SUPPLIED DATA >>
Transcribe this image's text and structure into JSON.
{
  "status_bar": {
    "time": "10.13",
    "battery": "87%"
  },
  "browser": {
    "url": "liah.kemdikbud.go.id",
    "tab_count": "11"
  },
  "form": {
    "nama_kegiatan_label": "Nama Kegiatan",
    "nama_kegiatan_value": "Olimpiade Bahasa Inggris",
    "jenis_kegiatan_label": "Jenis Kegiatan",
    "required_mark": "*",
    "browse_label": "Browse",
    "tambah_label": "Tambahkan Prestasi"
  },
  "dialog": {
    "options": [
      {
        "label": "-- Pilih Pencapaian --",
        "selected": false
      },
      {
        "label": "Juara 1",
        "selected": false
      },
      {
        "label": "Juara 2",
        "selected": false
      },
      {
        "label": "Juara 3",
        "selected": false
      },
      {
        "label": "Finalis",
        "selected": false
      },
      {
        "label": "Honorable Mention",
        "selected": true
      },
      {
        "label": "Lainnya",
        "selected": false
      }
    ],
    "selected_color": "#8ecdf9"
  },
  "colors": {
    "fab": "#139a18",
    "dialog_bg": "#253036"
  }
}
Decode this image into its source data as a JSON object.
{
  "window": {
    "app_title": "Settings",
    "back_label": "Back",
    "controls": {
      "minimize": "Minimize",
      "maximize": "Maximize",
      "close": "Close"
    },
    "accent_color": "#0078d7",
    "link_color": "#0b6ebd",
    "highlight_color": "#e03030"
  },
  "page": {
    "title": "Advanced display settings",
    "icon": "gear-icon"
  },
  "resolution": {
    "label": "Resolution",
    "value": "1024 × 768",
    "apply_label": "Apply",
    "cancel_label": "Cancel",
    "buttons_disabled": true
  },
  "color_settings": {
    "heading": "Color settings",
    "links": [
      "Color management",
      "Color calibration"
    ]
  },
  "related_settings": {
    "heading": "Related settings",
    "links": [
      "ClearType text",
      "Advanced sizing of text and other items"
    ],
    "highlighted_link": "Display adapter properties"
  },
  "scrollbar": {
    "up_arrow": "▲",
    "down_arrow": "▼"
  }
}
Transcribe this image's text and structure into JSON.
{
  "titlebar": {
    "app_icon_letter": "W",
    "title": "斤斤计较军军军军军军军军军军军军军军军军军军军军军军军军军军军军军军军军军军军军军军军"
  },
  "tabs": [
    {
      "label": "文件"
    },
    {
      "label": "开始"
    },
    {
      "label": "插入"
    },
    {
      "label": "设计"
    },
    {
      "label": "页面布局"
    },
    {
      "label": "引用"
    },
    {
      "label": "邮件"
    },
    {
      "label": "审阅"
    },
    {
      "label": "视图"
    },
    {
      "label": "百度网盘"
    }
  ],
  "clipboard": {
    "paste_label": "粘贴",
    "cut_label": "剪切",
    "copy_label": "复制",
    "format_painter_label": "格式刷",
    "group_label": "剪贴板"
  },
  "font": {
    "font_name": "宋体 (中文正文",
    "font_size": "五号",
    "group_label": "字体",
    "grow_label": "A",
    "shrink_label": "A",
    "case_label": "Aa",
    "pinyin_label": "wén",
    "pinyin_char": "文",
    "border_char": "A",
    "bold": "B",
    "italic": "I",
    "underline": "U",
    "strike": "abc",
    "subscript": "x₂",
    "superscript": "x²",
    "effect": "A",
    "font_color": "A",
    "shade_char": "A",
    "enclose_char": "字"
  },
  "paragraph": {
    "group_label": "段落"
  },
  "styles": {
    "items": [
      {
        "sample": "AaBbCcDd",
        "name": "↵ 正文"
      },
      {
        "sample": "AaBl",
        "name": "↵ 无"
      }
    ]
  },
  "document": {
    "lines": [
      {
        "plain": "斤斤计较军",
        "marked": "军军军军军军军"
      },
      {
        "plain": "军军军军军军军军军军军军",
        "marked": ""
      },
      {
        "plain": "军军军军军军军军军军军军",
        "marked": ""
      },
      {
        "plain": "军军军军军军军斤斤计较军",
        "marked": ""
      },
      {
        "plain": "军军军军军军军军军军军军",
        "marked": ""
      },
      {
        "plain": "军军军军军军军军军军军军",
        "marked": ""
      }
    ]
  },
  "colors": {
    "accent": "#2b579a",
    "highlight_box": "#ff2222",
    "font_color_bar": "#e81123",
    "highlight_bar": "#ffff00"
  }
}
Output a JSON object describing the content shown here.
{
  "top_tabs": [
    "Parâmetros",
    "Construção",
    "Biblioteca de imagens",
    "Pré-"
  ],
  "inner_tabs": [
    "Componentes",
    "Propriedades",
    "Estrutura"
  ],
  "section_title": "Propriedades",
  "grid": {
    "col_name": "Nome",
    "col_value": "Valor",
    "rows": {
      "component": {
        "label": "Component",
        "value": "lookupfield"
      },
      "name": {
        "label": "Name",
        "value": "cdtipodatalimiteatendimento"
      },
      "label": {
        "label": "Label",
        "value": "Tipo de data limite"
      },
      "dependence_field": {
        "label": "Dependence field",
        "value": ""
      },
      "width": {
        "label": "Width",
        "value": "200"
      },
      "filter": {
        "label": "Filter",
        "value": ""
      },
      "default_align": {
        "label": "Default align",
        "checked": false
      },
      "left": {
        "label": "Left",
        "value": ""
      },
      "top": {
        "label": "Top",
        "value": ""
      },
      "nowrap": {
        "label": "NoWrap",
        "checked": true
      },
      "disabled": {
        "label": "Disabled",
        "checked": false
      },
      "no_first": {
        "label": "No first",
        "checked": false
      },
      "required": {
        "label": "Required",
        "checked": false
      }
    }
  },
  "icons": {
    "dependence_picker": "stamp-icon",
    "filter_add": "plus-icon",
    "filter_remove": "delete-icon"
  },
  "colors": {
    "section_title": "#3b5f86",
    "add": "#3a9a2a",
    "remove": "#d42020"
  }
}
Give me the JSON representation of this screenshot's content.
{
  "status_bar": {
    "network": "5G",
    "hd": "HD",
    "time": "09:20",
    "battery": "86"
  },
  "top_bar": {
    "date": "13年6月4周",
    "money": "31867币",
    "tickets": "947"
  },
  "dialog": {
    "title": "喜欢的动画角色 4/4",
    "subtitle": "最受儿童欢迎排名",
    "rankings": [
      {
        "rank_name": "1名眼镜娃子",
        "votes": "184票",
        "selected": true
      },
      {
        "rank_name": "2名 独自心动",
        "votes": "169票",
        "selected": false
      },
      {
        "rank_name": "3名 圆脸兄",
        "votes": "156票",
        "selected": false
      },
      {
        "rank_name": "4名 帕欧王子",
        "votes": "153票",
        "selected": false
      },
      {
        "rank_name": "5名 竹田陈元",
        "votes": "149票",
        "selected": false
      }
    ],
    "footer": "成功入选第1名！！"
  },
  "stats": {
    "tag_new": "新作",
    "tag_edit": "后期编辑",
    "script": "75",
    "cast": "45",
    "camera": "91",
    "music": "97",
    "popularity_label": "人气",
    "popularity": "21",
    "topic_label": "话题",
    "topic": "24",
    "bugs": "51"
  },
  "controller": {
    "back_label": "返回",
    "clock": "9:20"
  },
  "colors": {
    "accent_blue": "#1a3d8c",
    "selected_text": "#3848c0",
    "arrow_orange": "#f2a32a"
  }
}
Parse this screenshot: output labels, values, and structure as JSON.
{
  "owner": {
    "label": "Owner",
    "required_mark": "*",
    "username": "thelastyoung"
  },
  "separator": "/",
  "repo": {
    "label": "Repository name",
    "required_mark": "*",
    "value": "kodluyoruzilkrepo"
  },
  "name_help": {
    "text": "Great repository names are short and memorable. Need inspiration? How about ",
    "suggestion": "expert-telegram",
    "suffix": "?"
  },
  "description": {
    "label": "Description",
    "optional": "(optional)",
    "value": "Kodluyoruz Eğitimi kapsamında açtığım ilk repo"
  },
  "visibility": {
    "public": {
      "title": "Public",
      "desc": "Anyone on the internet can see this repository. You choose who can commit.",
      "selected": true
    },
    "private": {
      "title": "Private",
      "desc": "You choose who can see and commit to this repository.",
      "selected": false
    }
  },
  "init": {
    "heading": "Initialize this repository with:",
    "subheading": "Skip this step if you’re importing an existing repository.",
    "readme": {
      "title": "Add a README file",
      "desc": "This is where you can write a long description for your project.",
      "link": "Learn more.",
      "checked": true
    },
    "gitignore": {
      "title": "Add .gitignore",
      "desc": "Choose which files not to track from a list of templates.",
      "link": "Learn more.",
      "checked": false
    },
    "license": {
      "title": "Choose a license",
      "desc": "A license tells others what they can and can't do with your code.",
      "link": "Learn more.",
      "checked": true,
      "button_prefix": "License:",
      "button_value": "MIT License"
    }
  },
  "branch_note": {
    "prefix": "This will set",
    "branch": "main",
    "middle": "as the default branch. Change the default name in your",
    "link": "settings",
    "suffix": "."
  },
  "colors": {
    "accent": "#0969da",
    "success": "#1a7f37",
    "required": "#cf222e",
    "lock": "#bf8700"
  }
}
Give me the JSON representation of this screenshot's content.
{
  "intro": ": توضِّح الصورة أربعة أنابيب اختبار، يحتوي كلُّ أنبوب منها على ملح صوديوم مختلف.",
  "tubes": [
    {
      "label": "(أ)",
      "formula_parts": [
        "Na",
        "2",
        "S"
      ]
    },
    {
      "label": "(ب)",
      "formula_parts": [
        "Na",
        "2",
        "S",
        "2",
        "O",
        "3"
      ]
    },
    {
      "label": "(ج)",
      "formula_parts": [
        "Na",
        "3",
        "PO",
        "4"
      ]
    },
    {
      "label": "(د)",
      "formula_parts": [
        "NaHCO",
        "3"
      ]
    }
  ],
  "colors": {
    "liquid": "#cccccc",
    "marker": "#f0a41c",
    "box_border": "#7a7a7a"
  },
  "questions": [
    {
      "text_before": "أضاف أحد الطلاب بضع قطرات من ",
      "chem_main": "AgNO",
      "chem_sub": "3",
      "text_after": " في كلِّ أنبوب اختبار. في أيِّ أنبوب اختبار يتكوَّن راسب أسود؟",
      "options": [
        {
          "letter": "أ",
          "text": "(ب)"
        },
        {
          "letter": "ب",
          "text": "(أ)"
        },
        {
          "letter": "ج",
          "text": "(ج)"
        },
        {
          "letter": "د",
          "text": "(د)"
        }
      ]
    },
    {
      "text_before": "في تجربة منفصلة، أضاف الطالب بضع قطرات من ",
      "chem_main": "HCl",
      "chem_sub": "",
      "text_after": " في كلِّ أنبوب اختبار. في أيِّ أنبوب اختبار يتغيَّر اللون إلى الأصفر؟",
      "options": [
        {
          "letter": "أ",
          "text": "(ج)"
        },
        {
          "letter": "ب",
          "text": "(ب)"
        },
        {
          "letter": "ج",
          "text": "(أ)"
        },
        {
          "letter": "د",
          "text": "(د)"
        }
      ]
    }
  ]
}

SHORT EXERCISE >>
Check each line of the records for the string "commit" and state how many lines contain it. Give only the number.

FULL SOLUTION >>
2